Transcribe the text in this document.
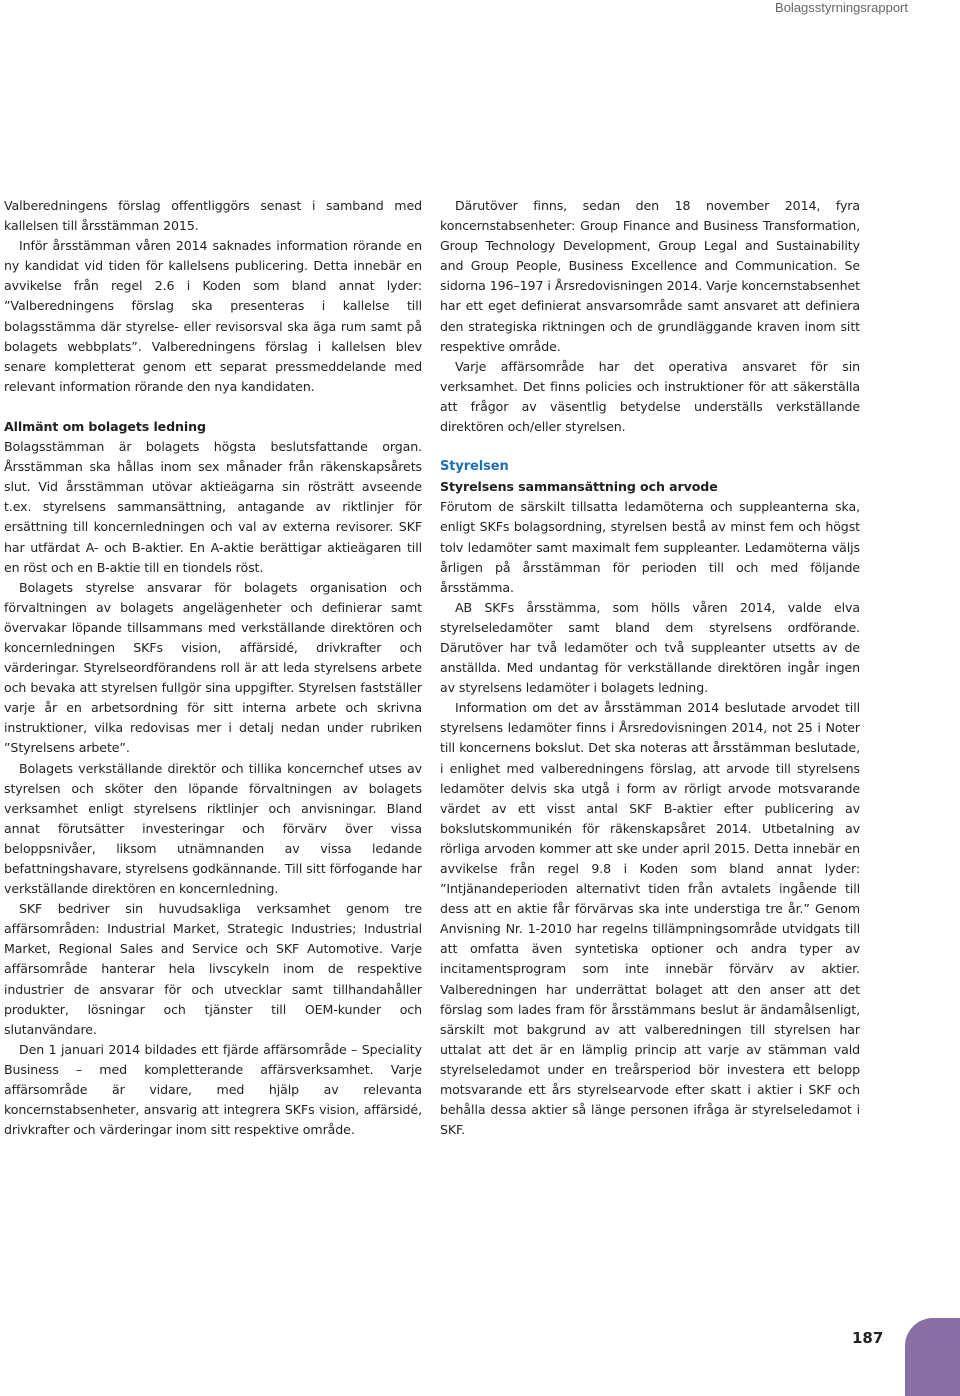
Bolagsstyrningsrapport

Valberedningens förslag offentliggörs senast i samband med kallelsen till årsstämman 2015.

Inför årsstämman våren 2014 saknades information rörande en ny kandidat vid tiden för kallelsens publicering. Detta innebär en avvikelse från regel 2.6 i Koden som bland annat lyder: ”Valberedningens förslag ska presenteras i kallelse till bolagsstämma där styrelse- eller revisorsval ska äga rum samt på bolagets webbplats”. Valberedningens förslag i kallelsen blev senare kompletterat genom ett separat pressmeddelande med relevant information rörande den nya kandidaten.

Allmänt om bolagets ledning

Bolagsstämman är bolagets högsta beslutsfattande organ. Årsstämman ska hållas inom sex månader från räkenskapsårets slut. Vid årsstämman utövar aktieägarna sin rösträtt avseende t.ex. styrelsens sammansättning, antagande av riktlinjer för ersättning till koncernledningen och val av externa revisorer. SKF har utfärdat A- och B-aktier. En A-aktie berättigar aktieägaren till en röst och en B-aktie till en tiondels röst.

Bolagets styrelse ansvarar för bolagets organisation och förvaltningen av bolagets angelägenheter och definierar samt övervakar löpande tillsammans med verkställande direktören och koncernledningen SKFs vision, affärsidé, drivkrafter och värderingar. Styrelseordförandens roll är att leda styrelsens arbete och bevaka att styrelsen fullgör sina uppgifter. Styrelsen fastställer varje år en arbetsordning för sitt interna arbete och skrivna instruktioner, vilka redovisas mer i detalj nedan under rubriken ”Styrelsens arbete”.

Bolagets verkställande direktör och tillika koncernchef utses av styrelsen och sköter den löpande förvaltningen av bolagets verksamhet enligt styrelsens riktlinjer och anvisningar. Bland annat förutsätter investeringar och förvärv över vissa beloppsnivåer, liksom utnämnanden av vissa ledande befattningshavare, styrelsens godkännande. Till sitt förfogande har verkställande direktören en koncernledning.

SKF bedriver sin huvudsakliga verksamhet genom tre affärsområden: Industrial Market, Strategic Industries; Industrial Market, Regional Sales and Service och SKF Automotive. Varje affärsområde hanterar hela livscykeln inom de respektive industrier de ansvarar för och utvecklar samt tillhandahåller produkter, lösningar och tjänster till OEM-kunder och slutanvändare.

Den 1 januari 2014 bildades ett fjärde affärsområde – Speciality Business – med kompletterande affärsverksamhet. Varje affärsområde är vidare, med hjälp av relevanta koncernstabsenheter, ansvarig att integrera SKFs vision, affärsidé, drivkrafter och värderingar inom sitt respektive område.

Därutöver finns, sedan den 18 november 2014, fyra koncernstabsenheter: Group Finance and Business Transformation, Group Technology Development, Group Legal and Sustainability and Group People, Business Excellence and Communication. Se sidorna 196–197 i Årsredovisningen 2014. Varje koncernstabsenhet har ett eget definierat ansvarsområde samt ansvaret att definiera den strategiska riktningen och de grundläggande kraven inom sitt respektive område.

Varje affärsområde har det operativa ansvaret för sin verksamhet. Det finns policies och instruktioner för att säkerställa att frågor av väsentlig betydelse underställs verkställande direktören och/eller styrelsen.

Styrelsen
Styrelsens sammansättning och arvode

Förutom de särskilt tillsatta ledamöterna och suppleanterna ska, enligt SKFs bolagsordning, styrelsen bestå av minst fem och högst tolv ledamöter samt maximalt fem suppleanter. Ledamöterna väljs årligen på årsstämman för perioden till och med följande årsstämma.

AB SKFs årsstämma, som hölls våren 2014, valde elva styrelseledamöter samt bland dem styrelsens ordförande. Därutöver har två ledamöter och två suppleanter utsetts av de anställda. Med undantag för verkställande direktören ingår ingen av styrelsens ledamöter i bolagets ledning.

Information om det av årsstämman 2014 beslutade arvodet till styrelsens ledamöter finns i Årsredovisningen 2014, not 25 i Noter till koncernens bokslut. Det ska noteras att årsstämman beslutade, i enlighet med valberedningens förslag, att arvode till styrelsens ledamöter delvis ska utgå i form av rörligt arvode motsvarande värdet av ett visst antal SKF B-aktier efter publicering av bokslutskommunikén för räkenskapsåret 2014. Utbetalning av rörliga arvoden kommer att ske under april 2015. Detta innebär en avvikelse från regel 9.8 i Koden som bland annat lyder: ”Intjänandeperioden alternativt tiden från avtalets ingående till dess att en aktie får förvärvas ska inte understiga tre år.” Genom Anvisning Nr. 1-2010 har regelns tillämpningsområde utvidgats till att omfatta även syntetiska optioner och andra typer av incitamentsprogram som inte innebär förvärv av aktier. Valberedningen har underrättat bolaget att den anser att det förslag som lades fram för årsstämmans beslut är ändamålsenligt, särskilt mot bakgrund av att valberedningen till styrelsen har uttalat att det är en lämplig princip att varje av stämman vald styrelseledamot under en treårsperiod bör investera ett belopp motsvarande ett års styrelsearvode efter skatt i aktier i SKF och behålla dessa aktier så länge personen ifråga är styrelseledamot i SKF.

187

- - -

Assignment -
Where a line contains the word "ansvaret", copy that line from the listing above.

Problem solution -
Därutöver finns, sedan den 18 november 2014, fyra koncernstabsenheter: Group Finance and Business Transformation, Group Technology Development, Group Legal and Sustainability and Group People, Business Excellence and Communication. Se sidorna 196–197 i Årsredovisningen 2014. Varje koncernstabsenhet har ett eget definierat ansvarsområde samt ansvaret att definiera den strategiska riktningen och de grundläggande kraven inom sitt respektive område.
Varje affärsområde har det operativa ansvaret för sin verksamhet. Det finns policies och instruktioner för att säkerställa att frågor av väsentlig betydelse underställs verkställande direktören och/eller styrelsen.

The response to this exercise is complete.